— begin MATERIAL —

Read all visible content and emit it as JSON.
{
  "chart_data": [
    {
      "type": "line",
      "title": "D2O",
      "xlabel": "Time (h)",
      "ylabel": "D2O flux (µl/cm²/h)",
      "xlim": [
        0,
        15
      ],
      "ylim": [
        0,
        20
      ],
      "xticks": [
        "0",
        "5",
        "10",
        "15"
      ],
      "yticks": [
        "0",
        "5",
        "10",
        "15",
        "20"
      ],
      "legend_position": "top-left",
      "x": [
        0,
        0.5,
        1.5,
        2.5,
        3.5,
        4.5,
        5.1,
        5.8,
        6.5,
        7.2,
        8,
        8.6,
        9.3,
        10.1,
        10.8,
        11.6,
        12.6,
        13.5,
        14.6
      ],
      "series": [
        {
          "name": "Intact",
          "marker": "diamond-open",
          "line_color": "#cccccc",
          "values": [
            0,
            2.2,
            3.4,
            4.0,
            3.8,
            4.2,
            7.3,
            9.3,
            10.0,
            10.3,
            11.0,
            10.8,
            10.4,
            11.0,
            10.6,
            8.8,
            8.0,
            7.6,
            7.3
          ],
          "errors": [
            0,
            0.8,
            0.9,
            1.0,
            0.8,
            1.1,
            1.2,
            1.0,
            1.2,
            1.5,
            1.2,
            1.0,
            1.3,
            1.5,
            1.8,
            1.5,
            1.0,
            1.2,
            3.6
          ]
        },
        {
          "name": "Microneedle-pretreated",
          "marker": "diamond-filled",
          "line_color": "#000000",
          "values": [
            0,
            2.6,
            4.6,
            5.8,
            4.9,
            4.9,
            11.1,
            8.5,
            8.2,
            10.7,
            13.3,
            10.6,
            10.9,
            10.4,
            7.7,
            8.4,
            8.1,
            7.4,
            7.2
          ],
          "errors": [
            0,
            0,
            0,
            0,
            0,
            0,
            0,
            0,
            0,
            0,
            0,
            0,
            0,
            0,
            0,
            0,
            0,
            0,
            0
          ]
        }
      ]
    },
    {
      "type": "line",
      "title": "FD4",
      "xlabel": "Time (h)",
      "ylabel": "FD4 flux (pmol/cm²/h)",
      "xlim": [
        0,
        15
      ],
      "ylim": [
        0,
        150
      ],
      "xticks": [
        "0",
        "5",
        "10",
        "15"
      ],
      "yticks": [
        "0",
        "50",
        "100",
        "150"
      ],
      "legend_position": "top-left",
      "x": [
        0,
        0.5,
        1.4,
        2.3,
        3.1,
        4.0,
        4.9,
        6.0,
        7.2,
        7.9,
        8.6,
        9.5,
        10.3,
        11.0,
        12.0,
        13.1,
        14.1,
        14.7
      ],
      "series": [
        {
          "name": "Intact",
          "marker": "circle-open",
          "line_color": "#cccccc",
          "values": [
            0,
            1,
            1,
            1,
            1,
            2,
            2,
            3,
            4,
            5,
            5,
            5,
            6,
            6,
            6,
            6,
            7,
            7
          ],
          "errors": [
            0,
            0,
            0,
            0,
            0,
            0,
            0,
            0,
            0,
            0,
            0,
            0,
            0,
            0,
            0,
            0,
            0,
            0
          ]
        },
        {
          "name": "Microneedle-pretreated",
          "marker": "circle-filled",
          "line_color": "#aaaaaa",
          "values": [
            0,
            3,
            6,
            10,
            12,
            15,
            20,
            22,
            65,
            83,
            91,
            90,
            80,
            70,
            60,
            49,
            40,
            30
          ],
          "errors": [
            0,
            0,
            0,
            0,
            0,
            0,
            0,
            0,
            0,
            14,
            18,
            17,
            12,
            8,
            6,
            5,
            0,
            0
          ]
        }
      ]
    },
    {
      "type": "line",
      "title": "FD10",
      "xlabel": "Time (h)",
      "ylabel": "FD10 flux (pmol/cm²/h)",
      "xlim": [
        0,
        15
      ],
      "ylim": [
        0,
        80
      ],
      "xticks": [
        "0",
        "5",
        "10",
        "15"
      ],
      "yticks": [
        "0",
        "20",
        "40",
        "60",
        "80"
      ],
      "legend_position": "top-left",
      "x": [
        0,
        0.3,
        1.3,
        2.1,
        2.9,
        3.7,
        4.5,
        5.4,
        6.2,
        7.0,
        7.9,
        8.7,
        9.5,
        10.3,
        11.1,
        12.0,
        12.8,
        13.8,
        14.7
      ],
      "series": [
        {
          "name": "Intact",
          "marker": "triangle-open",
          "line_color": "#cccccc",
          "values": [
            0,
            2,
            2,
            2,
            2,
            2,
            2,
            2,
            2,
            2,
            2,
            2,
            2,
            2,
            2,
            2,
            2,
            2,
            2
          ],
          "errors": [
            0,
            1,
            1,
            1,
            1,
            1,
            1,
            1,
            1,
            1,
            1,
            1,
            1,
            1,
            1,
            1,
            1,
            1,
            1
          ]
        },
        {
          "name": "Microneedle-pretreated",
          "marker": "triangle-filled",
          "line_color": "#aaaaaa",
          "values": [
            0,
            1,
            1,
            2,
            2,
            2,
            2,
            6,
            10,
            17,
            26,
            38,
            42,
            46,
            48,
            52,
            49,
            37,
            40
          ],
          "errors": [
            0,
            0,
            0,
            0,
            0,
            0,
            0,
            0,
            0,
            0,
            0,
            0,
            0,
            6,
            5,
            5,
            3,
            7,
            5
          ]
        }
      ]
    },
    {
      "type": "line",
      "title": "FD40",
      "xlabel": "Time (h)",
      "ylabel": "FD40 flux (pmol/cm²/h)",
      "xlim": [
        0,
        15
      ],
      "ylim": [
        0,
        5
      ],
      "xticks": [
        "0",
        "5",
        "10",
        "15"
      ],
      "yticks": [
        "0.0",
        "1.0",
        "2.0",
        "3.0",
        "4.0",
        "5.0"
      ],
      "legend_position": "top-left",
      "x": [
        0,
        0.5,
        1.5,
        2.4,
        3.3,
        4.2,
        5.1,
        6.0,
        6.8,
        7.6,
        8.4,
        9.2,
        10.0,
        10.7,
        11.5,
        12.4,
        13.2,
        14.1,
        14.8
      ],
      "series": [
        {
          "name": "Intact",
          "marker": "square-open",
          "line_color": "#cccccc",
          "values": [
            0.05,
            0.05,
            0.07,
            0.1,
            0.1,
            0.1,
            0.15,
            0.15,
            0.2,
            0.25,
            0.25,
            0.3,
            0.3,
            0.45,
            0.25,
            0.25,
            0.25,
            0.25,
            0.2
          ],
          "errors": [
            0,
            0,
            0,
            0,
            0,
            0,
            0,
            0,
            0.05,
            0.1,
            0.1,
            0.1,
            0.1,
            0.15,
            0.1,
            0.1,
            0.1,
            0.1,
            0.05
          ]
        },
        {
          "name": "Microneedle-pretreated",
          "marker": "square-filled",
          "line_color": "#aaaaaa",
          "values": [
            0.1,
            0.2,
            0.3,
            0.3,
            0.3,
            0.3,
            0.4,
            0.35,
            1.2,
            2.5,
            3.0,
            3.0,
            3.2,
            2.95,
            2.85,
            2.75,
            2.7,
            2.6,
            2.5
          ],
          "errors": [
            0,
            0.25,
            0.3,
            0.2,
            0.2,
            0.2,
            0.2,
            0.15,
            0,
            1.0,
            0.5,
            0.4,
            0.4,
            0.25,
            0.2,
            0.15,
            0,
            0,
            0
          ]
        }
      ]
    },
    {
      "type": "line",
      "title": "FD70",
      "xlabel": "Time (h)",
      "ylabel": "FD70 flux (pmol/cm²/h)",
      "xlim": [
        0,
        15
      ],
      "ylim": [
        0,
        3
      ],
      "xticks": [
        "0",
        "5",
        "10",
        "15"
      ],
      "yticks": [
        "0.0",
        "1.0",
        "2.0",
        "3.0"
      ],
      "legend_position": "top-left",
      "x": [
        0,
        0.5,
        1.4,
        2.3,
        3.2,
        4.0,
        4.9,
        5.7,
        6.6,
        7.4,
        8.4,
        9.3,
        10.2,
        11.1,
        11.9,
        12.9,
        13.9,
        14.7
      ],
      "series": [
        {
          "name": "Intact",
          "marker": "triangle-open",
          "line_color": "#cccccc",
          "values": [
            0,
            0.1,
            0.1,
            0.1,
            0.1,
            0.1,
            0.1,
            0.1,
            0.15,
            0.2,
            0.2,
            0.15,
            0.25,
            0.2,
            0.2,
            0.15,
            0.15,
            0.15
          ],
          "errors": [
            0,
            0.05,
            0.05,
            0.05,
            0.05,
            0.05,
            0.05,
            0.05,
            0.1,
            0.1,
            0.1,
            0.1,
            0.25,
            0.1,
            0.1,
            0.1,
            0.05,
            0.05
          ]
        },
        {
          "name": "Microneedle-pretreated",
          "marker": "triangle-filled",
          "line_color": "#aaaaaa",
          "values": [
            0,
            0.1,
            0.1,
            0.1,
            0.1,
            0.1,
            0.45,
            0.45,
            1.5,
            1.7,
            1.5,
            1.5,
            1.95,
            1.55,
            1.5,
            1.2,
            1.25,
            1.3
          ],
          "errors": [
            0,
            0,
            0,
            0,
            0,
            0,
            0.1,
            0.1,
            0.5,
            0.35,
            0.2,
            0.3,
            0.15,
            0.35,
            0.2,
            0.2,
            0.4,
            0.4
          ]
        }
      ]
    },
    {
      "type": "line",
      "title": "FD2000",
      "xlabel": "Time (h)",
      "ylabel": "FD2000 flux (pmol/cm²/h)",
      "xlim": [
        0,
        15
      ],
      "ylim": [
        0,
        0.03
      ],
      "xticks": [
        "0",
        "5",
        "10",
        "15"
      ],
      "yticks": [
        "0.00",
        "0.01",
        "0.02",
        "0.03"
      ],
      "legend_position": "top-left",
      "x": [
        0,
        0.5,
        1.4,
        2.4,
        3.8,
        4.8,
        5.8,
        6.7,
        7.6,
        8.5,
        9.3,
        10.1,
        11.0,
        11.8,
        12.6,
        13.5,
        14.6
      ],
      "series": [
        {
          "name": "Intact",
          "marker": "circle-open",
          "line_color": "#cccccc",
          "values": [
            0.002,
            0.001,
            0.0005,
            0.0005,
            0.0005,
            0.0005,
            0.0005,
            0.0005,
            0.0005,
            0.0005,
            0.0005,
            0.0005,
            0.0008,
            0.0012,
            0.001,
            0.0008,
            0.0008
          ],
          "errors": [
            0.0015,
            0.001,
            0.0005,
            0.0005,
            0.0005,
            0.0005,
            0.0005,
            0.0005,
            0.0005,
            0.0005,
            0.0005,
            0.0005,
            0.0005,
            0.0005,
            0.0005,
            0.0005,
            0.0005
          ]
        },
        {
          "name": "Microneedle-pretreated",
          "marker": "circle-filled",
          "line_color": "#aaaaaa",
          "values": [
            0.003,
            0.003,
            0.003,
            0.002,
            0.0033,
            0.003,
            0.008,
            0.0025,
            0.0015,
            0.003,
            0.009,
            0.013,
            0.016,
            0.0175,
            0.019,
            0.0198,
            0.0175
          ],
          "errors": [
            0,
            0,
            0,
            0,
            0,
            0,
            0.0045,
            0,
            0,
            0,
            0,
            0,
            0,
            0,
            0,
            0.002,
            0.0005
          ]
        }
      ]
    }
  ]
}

— end MATERIAL —

* PROMPT: Working from the entries above, return all lines that contain "diamond".

* ANSWER TO THIS TASK:
          "marker": "diamond-open",
          "marker": "diamond-filled",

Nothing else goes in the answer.